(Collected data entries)
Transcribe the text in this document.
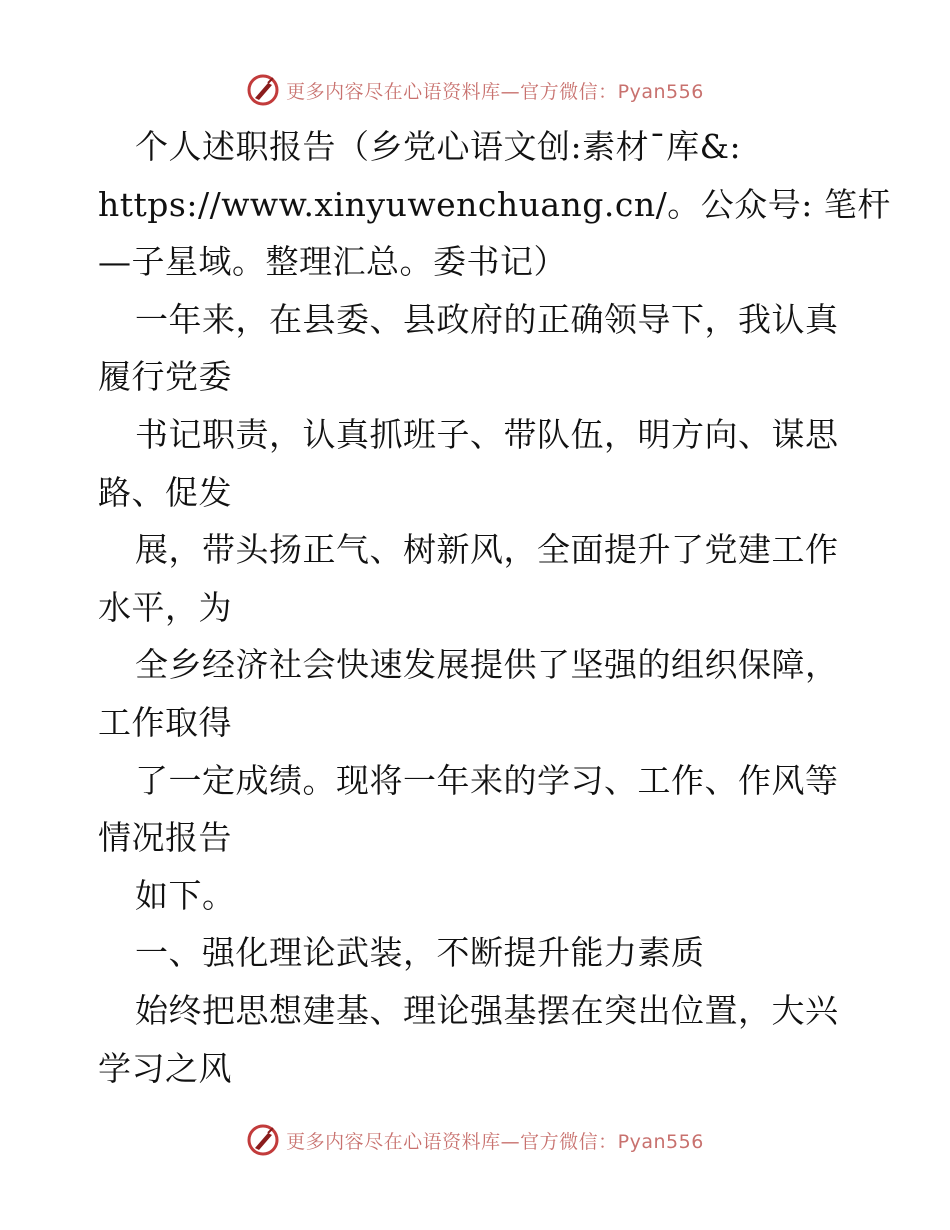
更多内容尽在心语资料库—官方微信：Pyan556
个人述职报告（乡党心语文创:素材¯库&:
https://www.xinyuwenchuang.cn/。公众号: 笔杆
—子星域。整理汇总。委书记）
一年来，在县委、县政府的正确领导下，我认真
履行党委
书记职责，认真抓班子、带队伍，明方向、谋思
路、促发
展，带头扬正气、树新风，全面提升了党建工作
水平，为
全乡经济社会快速发展提供了坚强的组织保障，
工作取得
了一定成绩。现将一年来的学习、工作、作风等
情况报告
如下。
一、强化理论武装，不断提升能力素质
始终把思想建基、理论强基摆在突出位置，大兴
学习之风
更多内容尽在心语资料库—官方微信：Pyan556
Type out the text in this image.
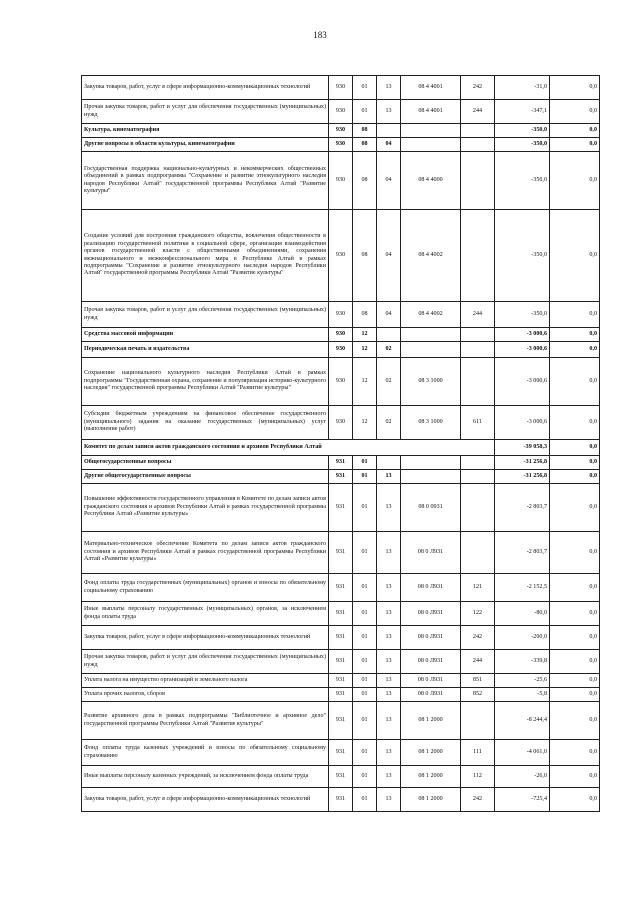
183
Закупка товаров, работ, услуг в сфере информационно-коммуникационных технологий	930	01	13	08 4 4001	242	-31,0	0,0
Прочая закупка товаров, работ и услуг для обеспечения государственных (муниципальных) нужд	930	01	13	08 4 4001	244	-347,1	0,0
Культура, кинематография	930	08				-350,0	0,0
Другие вопросы в области культуры, кинематографии	930	08	04			-350,0	0,0
Государственная поддержка национально-культурных и некоммерческих общественных объединений в рамках подпрограммы "Сохранение и развитие этнокультурного наследия народов Республики Алтай" государственной программы Республики Алтай "Развитие культуры"	930	08	04	08 4 4000		-350,0	0,0
Создание условий для построения гражданского общества, вовлечения общественности в реализацию государственной политики в социальной сфере, организация взаимодействия органов государственной власти с общественными объединениями, сохранения межнационального и межконфессионального мира в Республике Алтай в рамках подпрограммы "Сохранение и развитие этнокультурного наследия народов Республики Алтай" государственной программы Республики Алтай "Развитие культуры"	930	08	04	08 4 4002		-350,0	0,0
Прочая закупка товаров, работ и услуг для обеспечения государственных (муниципальных) нужд	930	08	04	08 4 4002	244	-350,0	0,0
Средства массовой информации	930	12				-3 000,6	0,0
Периодическая печать и издательства	930	12	02			-3 000,6	0,0
Сохранение национального культурного наследия Республики Алтай в рамках подпрограммы "Государственная охрана, сохранение и популяризация историко-культурного наследия" государственной программы Республики Алтай "Развитие культуры"	930	12	02	08 3 1000		-3 000,6	0,0
Субсидии бюджетным учреждениям на финансовое обеспечение государственного (муниципального) задания на оказание государственных (муниципальных) услуг (выполнение работ)	930	12	02	08 3 1000	611	-3 000,6	0,0
Комитет по делам записи актов гражданского состояния и архивов Республики Алтай						-39 058,3	0,0
Общегосударственные вопросы	931	01				-31 256,8	0,0
Другие общегосударственные вопросы	931	01	13			-31 256,8	0,0
Повышение эффективности государственного управления в Комитете по делам записи актов гражданского состояния и архивов Республики Алтай в рамках государственной программы Республики Алтай «Развитие культуры»	931	01	13	08 0 0931		-2 803,7	0,0
Материально-техническое обеспечение Комитета по делам записи актов гражданского состояния и архивов Республики Алтай в рамках государственной программы Республики Алтай «Развитие культуры»	931	01	13	08 0 Л931		-2 803,7	0,0
Фонд оплаты труда государственных (муниципальных) органов и взносы по обязательному социальному страхованию	931	01	13	08 0 Л931	121	-2 152,5	0,0
Иные выплаты персоналу государственных (муниципальных) органов, за исключением фонда оплаты труда	931	01	13	08 0 Л931	122	-80,0	0,0
Закупка товаров, работ, услуг в сфере информационно-коммуникационных технологий	931	01	13	08 0 Л931	242	-200,0	0,0
Прочая закупка товаров, работ и услуг для обеспечения государственных (муниципальных) нужд	931	01	13	08 0 Л931	244	-339,8	0,0
Уплата налога на имущество организаций и земельного налога	931	01	13	08 0 Л931	851	-25,6	0,0
Уплата прочих налогов, сборов	931	01	13	08 0 Л931	852	-5,8	0,0
Развитие архивного дела в рамках подпрограммы "Библиотечное и архивное дело" государственной программы Республики Алтай "Развитие культуры"	931	01	13	08 1 2000		-8 244,4	0,0
Фонд оплаты труда казенных учреждений и взносы по обязательному социальному страхованию	931	01	13	08 1 2000	111	-4 061,0	0,0
Иные выплаты персоналу казенных учреждений, за исключением фонда оплаты труда	931	01	13	08 1 2000	112	-26,0	0,0
Закупка товаров, работ, услуг в сфере информационно-коммуникационных технологий	931	01	13	08 1 2000	242	-725,4	0,0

• [TASK STATEMENT]: Your answer should be a single number: the count of lines holding the word "страхованию".

• [REPLY]: 2